__TASK BRIEF__.
Answer these questions from the passage below about the delayed Beaufort exploration well:
(a) How many acres of rights did Exploration License 446 cover?
(b) On what dates was the NEB technical conference set?
(c) How much did Imperial say it had spent on well plans, seismic data and drillship design?
--- PASSAGE PROVIDED Enclosed Below ---
The well was planned for an exploration lease which was one of two acquired by the partnership in 2007, carrying work commitments of C$585 million for rights to 508,000 acres on Exploration License 446.

Heated response to delay

The Imperial-ExxonMobil request was denied pending a generic policy review by the NEB that includes written submissions and a technical conference on June 3 and 4 to discuss the submissions.

The delay provoked a heated response from Imperial geosciences manager Michael Peacock, who replied on behalf of Imperial, telling the regulator that waiting for completion of a review would have “very serious implications” for EL 446 by eliminating an entire year from the nine-year license.

He said Imperial had spent C$150 million on developing well plans, acquiring 3-D seismic data and designing a drillship specifically to operate in the Beaufort.

Imperial warned the “continuing regulatory uncertainty” add to the risks associated with making these investments, would jeopardize its ability to procure an Arctic drillship, obtain permits, drill an exploration well and conduct a formal evaluation of the well results.
--- End of Enclosed PASSAGE PROVIDED ---
--- SOURCE MATERIAL Enclosed Below ---
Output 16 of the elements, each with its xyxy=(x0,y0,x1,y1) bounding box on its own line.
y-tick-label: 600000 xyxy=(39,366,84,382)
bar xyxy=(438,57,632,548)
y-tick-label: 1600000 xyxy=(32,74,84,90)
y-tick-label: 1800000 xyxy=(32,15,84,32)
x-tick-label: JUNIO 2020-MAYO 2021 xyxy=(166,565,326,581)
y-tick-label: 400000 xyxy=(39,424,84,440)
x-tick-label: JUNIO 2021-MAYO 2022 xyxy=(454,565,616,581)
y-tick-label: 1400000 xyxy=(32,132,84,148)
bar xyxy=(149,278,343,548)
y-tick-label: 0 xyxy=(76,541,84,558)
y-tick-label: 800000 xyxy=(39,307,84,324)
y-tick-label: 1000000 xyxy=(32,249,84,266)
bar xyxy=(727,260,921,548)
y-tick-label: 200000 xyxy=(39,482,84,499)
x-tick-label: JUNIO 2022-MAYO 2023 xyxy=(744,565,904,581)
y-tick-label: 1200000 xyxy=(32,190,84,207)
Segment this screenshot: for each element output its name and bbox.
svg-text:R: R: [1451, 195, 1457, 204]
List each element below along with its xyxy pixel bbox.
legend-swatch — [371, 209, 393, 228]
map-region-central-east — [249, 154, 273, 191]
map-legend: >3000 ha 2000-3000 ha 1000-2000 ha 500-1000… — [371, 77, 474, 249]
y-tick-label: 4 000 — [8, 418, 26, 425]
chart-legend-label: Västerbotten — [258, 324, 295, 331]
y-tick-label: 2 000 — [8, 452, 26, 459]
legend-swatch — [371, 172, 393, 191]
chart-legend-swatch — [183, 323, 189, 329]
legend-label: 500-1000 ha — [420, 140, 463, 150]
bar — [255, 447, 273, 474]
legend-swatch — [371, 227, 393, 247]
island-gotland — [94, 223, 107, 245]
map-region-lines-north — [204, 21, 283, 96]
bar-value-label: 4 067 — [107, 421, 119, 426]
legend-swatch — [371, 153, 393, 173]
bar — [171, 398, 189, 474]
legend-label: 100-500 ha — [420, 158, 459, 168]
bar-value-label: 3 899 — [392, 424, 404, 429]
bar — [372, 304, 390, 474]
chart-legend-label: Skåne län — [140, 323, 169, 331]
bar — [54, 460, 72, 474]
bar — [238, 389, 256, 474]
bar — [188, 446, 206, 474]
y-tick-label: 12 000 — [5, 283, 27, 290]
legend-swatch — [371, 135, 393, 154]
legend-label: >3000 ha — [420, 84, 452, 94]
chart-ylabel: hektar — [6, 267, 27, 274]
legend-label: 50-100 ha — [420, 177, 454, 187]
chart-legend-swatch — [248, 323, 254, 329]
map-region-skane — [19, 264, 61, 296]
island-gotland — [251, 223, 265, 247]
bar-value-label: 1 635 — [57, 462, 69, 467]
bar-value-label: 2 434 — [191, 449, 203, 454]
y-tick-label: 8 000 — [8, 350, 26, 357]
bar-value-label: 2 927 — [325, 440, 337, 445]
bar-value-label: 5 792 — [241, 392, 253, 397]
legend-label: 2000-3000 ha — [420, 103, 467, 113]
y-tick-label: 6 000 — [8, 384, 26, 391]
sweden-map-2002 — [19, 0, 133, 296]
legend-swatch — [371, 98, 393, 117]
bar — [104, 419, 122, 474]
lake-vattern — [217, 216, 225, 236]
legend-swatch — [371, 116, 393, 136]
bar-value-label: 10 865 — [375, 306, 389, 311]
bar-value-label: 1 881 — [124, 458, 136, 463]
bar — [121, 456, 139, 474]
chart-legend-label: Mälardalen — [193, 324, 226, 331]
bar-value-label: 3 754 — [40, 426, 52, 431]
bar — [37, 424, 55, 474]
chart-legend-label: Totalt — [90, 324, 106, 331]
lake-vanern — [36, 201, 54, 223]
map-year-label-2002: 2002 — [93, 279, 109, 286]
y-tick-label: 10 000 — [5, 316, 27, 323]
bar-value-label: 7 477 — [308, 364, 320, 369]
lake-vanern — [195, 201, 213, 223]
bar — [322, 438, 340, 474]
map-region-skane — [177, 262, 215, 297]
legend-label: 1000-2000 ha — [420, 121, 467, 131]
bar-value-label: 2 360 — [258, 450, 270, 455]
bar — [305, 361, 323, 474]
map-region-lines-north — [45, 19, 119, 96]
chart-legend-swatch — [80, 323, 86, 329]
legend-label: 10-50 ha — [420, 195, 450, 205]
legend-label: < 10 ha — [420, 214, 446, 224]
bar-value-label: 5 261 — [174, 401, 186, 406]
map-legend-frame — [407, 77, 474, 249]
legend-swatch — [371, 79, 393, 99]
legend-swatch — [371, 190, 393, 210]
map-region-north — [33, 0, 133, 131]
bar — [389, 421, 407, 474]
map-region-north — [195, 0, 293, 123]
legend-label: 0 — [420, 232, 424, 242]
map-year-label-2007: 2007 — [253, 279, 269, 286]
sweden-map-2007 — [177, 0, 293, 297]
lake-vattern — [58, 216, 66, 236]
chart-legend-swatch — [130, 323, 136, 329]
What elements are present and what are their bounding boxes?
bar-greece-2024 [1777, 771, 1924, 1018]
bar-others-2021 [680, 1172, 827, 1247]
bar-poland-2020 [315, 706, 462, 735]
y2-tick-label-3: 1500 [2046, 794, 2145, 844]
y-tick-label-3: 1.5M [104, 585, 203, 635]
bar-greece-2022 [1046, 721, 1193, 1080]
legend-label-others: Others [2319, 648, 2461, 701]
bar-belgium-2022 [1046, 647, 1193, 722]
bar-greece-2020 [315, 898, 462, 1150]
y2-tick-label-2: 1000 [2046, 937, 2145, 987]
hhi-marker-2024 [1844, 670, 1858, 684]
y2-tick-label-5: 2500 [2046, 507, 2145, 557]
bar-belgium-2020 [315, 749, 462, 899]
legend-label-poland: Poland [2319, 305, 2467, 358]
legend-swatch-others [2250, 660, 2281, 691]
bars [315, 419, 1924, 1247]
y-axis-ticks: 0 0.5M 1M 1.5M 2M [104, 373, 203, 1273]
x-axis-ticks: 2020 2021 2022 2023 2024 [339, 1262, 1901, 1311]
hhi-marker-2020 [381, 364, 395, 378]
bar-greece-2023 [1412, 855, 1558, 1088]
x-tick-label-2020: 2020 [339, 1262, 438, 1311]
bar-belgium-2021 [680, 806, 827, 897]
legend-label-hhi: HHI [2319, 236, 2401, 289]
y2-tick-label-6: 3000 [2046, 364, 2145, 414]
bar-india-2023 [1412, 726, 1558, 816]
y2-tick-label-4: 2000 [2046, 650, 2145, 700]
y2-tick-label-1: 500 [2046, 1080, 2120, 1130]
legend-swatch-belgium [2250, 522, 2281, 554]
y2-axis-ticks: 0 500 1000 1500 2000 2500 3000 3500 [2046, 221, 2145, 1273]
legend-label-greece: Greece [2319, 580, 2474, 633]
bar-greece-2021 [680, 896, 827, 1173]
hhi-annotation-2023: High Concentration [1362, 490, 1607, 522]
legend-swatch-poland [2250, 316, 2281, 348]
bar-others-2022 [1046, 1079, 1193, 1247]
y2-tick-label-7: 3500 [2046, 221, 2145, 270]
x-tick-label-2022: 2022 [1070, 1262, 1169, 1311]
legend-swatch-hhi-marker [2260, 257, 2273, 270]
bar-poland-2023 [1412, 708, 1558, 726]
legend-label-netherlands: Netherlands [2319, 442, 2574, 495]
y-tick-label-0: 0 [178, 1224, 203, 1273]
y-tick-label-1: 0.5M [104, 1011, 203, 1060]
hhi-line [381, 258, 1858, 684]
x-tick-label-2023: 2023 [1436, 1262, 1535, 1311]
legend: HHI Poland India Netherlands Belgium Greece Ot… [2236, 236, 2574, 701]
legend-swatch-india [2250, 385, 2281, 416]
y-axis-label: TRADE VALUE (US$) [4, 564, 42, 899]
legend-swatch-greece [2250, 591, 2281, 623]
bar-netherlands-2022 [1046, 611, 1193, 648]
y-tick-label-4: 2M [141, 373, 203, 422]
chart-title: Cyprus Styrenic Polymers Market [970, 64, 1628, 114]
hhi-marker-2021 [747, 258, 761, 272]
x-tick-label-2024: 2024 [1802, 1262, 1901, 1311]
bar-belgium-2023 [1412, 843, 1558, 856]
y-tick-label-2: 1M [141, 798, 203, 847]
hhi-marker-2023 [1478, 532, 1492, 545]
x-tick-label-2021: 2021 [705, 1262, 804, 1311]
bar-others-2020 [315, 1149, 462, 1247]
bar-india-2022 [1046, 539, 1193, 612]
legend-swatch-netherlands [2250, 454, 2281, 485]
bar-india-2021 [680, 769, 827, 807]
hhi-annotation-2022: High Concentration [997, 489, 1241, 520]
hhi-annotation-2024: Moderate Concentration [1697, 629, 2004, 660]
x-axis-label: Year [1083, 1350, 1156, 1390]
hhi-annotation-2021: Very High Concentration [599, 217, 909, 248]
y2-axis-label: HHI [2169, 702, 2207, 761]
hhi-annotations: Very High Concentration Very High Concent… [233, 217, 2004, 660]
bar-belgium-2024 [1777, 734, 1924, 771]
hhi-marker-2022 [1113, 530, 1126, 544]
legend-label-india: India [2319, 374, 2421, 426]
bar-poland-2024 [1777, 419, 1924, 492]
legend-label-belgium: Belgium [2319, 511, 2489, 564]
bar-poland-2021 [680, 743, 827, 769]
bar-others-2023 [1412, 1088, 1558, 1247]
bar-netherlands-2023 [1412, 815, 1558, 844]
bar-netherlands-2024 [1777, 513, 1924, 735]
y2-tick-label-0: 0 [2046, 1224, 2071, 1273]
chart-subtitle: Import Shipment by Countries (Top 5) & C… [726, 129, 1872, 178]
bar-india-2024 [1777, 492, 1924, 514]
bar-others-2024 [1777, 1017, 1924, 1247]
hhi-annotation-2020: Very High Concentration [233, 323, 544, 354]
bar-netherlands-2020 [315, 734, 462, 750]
--- End of Enclosed SOURCE MATERIAL ---
__TASK ANSWER__.
(a) 508,000 acres
(b) June 3 and 4
(c) C$150 million